>> BEGIN EXCERPTED RECORDS

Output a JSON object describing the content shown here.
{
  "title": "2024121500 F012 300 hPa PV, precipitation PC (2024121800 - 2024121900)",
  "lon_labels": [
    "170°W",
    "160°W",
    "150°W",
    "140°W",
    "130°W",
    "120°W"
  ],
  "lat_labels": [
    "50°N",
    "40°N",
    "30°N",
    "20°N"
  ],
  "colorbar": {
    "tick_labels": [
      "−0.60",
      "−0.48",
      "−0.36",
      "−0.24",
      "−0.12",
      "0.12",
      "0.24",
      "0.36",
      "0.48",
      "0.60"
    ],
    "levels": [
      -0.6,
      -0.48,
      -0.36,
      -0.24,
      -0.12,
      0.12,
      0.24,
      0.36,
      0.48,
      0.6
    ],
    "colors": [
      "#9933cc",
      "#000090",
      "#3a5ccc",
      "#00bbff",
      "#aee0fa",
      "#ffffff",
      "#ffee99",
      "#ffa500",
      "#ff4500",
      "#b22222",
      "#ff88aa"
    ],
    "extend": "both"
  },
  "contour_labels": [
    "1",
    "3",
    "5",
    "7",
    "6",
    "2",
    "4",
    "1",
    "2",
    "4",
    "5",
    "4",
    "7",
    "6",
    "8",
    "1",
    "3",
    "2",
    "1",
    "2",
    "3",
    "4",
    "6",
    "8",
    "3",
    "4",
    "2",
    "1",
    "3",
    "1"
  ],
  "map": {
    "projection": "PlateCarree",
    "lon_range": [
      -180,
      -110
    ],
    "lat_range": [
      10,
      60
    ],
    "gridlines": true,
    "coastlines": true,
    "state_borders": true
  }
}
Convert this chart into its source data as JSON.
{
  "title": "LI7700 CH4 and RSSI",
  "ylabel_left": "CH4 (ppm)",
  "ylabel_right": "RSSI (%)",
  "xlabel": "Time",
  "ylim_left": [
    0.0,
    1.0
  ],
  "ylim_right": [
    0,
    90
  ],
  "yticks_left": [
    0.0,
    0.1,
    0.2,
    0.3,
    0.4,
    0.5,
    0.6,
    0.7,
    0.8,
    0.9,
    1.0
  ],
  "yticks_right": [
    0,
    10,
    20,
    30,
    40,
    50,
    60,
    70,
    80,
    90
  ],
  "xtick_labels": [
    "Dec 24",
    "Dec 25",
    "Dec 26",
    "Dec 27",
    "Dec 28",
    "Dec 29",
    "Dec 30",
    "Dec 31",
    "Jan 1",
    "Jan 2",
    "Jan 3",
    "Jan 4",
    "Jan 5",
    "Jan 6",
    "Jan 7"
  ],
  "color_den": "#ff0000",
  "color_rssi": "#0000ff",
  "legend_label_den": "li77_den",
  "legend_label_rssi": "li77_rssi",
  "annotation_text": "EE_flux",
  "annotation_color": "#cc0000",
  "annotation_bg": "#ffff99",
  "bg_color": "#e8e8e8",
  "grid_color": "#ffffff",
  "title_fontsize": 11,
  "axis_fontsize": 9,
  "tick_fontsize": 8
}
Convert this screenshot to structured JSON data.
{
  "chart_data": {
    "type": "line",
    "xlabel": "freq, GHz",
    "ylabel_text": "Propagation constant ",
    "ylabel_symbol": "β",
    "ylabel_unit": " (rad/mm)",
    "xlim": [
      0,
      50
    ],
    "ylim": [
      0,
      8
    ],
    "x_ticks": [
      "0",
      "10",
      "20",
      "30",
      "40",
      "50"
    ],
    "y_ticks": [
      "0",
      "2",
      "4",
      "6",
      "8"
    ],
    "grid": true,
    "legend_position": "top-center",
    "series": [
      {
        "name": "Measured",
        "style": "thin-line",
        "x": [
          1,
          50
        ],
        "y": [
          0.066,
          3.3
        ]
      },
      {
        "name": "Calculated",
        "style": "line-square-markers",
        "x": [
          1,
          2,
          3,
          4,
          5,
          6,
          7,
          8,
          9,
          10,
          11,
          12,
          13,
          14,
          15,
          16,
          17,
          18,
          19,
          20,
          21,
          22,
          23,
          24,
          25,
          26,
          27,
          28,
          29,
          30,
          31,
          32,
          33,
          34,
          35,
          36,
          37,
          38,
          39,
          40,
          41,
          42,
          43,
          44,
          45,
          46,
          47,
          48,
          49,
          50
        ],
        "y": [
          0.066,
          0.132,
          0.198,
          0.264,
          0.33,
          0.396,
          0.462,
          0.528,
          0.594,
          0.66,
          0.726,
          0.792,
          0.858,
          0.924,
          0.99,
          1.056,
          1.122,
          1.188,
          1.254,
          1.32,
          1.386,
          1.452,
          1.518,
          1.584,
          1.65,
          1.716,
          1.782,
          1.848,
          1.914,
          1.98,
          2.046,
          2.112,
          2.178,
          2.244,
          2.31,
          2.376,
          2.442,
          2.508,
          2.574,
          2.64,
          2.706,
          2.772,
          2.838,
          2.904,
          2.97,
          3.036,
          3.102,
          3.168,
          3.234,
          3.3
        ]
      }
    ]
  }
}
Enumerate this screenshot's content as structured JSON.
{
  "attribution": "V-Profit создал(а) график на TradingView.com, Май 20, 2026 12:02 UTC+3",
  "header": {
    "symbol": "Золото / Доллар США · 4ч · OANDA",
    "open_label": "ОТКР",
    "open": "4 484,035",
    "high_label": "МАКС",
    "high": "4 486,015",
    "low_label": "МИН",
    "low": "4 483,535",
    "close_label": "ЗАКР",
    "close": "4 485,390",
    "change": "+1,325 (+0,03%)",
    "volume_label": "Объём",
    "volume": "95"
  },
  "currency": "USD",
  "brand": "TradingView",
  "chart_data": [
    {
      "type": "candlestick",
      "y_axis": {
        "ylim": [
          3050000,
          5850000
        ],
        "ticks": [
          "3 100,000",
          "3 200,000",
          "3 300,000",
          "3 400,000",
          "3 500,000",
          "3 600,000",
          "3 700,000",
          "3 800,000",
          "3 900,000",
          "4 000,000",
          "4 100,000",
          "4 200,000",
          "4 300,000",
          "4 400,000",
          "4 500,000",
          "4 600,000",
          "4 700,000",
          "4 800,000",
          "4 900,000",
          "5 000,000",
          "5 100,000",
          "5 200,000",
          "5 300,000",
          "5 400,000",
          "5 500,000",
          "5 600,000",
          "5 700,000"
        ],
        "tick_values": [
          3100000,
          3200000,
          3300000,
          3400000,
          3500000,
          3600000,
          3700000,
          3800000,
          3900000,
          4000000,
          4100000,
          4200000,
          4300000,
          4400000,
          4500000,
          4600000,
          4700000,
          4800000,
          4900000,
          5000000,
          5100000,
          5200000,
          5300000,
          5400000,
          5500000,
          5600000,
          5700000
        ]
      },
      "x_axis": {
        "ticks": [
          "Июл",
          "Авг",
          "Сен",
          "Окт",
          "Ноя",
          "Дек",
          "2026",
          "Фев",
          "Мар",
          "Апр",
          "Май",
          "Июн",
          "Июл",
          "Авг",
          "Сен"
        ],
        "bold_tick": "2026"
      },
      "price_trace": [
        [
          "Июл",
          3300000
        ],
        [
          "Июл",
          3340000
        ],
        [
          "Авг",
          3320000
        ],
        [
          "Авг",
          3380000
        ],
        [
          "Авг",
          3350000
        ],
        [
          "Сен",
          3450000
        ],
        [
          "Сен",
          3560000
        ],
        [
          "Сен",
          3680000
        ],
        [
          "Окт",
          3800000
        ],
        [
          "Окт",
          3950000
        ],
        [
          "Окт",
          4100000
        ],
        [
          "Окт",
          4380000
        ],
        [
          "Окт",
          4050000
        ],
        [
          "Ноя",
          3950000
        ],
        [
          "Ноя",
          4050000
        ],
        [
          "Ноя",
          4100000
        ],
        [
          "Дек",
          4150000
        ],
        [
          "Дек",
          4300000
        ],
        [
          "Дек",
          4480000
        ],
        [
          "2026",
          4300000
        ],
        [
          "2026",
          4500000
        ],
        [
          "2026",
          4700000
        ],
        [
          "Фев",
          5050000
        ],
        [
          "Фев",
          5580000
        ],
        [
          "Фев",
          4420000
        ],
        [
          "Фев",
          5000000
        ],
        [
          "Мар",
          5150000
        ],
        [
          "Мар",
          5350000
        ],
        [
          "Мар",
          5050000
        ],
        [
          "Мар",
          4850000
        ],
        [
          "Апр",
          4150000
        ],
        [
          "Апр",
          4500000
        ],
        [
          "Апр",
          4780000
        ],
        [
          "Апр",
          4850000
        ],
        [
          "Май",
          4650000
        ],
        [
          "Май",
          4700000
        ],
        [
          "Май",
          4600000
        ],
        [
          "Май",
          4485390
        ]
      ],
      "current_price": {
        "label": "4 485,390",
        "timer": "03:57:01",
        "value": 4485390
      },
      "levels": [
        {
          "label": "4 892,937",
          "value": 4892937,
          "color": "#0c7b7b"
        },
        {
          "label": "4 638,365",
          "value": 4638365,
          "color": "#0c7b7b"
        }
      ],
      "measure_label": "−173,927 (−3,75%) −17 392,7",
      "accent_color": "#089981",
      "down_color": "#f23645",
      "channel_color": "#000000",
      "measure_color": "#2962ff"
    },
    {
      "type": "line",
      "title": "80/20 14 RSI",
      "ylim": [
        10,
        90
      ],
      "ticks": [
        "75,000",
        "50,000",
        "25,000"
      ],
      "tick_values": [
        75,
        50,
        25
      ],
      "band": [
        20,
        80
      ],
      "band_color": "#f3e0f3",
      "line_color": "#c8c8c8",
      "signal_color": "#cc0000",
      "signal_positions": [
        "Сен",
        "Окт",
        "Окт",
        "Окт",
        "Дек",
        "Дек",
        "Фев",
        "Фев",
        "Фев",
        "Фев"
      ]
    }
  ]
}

>> END EXCERPTED RECORDS

WRITTEN INSTRUCTION
Looking at the records above, tally the lines holding "JSON" and reply with that number only.

SOLUTION TO THE PROBLEM
4